# Exercise
Copy each line containing the word "color" from the records that follow, please.

# Records
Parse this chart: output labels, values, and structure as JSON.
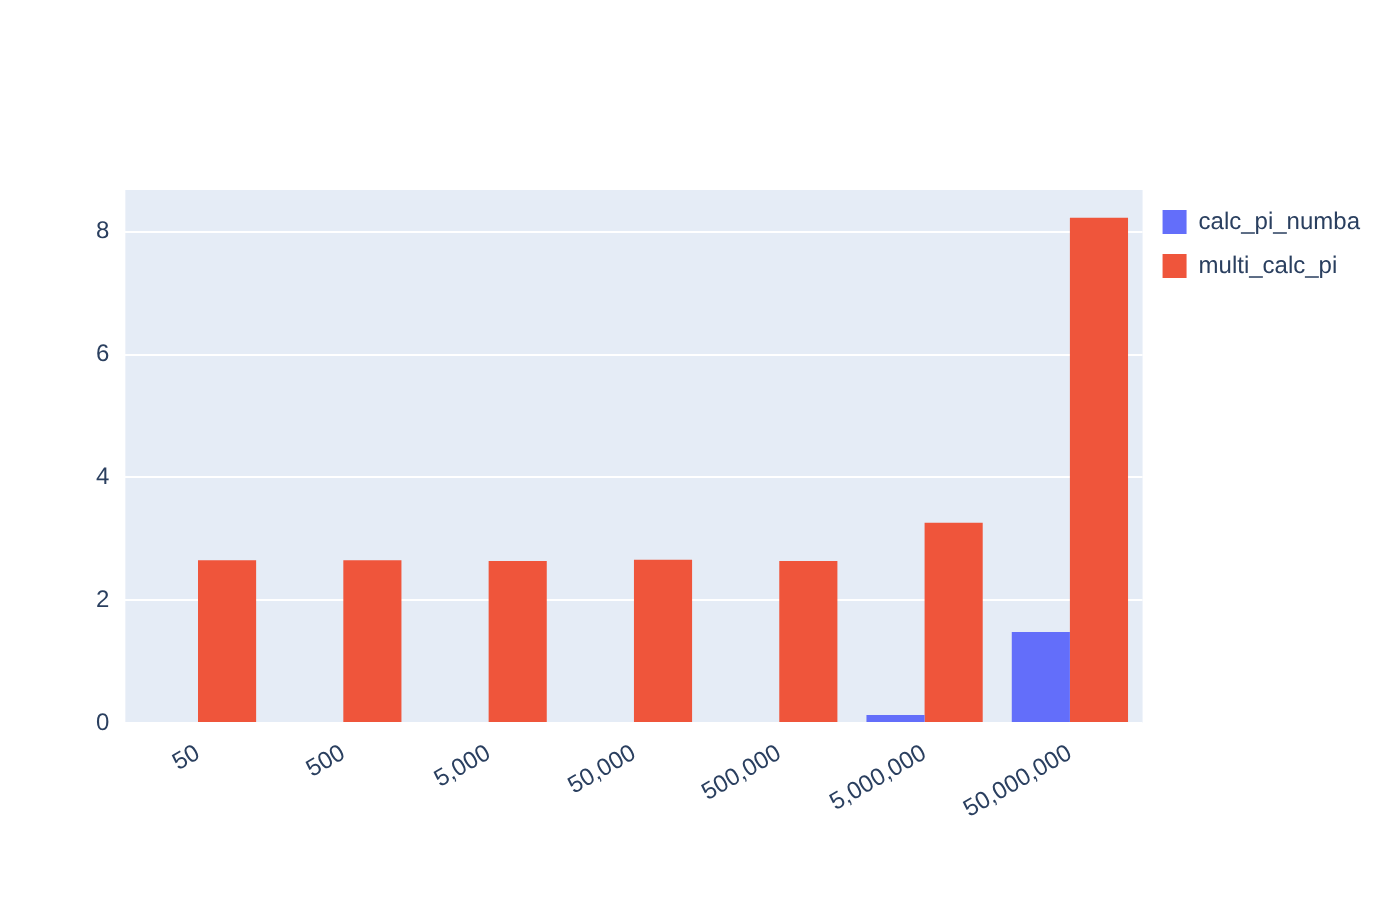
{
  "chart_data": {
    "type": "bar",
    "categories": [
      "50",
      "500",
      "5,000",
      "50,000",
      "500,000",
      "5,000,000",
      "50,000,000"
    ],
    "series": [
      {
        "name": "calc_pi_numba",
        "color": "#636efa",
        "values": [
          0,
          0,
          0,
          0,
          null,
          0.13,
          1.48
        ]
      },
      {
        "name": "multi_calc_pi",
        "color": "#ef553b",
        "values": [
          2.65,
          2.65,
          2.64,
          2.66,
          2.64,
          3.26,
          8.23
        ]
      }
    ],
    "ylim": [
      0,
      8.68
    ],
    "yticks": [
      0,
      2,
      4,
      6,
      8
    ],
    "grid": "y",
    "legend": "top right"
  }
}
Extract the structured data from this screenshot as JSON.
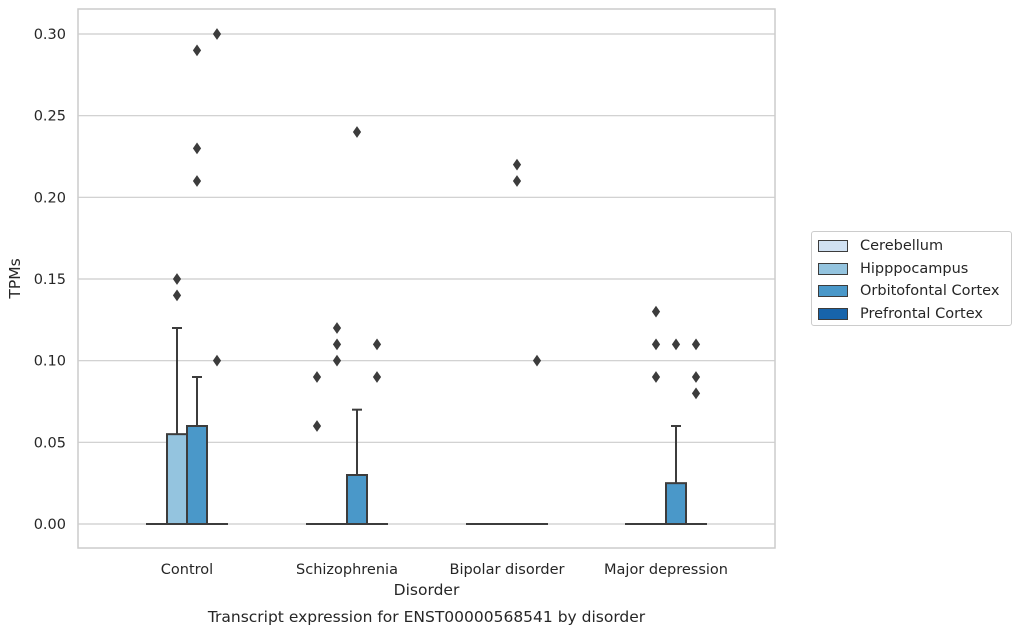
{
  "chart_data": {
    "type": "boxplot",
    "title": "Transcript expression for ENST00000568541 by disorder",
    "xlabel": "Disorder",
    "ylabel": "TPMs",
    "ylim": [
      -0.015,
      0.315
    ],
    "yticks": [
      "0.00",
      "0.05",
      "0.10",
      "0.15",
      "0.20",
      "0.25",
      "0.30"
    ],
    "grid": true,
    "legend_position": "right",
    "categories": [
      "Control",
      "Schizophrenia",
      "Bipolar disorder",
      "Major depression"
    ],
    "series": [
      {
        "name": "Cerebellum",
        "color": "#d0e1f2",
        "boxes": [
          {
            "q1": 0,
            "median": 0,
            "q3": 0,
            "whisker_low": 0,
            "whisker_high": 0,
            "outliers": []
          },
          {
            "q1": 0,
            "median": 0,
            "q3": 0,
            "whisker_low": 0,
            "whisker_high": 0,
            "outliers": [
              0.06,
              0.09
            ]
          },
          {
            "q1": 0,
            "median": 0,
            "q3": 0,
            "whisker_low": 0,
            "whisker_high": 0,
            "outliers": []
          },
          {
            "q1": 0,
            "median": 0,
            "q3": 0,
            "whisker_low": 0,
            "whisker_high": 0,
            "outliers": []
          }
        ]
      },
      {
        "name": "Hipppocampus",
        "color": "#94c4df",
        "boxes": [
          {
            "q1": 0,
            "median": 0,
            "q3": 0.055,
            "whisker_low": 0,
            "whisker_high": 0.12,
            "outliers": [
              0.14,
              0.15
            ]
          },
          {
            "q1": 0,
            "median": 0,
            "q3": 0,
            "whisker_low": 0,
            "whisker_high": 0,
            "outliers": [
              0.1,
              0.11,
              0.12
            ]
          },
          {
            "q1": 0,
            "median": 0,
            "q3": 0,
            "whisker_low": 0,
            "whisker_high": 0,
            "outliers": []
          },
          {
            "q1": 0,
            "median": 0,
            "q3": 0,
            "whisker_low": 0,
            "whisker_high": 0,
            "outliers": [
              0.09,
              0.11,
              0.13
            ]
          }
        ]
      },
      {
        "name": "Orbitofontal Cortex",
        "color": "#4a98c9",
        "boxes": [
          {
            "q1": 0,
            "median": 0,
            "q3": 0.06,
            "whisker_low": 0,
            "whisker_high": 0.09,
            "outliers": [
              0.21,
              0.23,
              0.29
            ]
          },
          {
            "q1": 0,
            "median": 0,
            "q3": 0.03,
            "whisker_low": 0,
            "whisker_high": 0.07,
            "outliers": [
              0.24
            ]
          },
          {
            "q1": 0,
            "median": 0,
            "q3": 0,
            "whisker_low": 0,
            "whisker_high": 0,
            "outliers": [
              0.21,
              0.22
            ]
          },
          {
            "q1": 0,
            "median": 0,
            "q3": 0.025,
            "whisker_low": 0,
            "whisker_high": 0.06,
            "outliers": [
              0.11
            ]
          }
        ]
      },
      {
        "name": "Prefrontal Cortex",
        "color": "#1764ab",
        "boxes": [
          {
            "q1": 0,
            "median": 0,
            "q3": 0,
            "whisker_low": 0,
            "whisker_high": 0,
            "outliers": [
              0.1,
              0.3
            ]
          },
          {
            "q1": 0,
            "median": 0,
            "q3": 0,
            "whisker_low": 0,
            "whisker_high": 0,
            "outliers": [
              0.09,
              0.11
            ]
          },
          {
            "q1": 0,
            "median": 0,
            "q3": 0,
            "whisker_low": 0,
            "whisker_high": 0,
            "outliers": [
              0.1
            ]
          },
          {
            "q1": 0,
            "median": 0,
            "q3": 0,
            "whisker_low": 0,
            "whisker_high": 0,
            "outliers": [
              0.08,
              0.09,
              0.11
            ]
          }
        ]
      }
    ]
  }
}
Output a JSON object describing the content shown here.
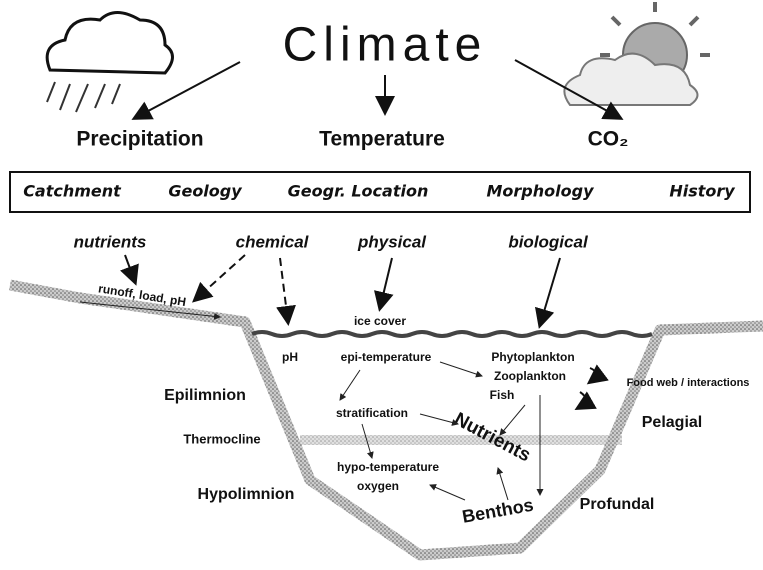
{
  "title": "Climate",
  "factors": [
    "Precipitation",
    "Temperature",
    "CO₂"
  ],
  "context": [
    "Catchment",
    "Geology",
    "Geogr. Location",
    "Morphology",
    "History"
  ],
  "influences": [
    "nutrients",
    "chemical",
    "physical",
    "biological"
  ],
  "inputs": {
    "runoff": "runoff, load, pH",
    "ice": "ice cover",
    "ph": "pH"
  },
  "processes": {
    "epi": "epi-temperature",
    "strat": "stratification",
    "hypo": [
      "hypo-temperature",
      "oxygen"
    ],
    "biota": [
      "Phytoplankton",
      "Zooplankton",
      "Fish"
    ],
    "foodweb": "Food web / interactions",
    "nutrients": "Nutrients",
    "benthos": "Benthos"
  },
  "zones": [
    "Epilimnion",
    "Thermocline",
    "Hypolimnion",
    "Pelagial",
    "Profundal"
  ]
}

# Task output
        "color": "#636efa",
        "color": "#ef553b",
        "color": "#d0e1f2",
        "color": "#94c4df",
        "color": "#4a98c9",
        "color": "#1764ab",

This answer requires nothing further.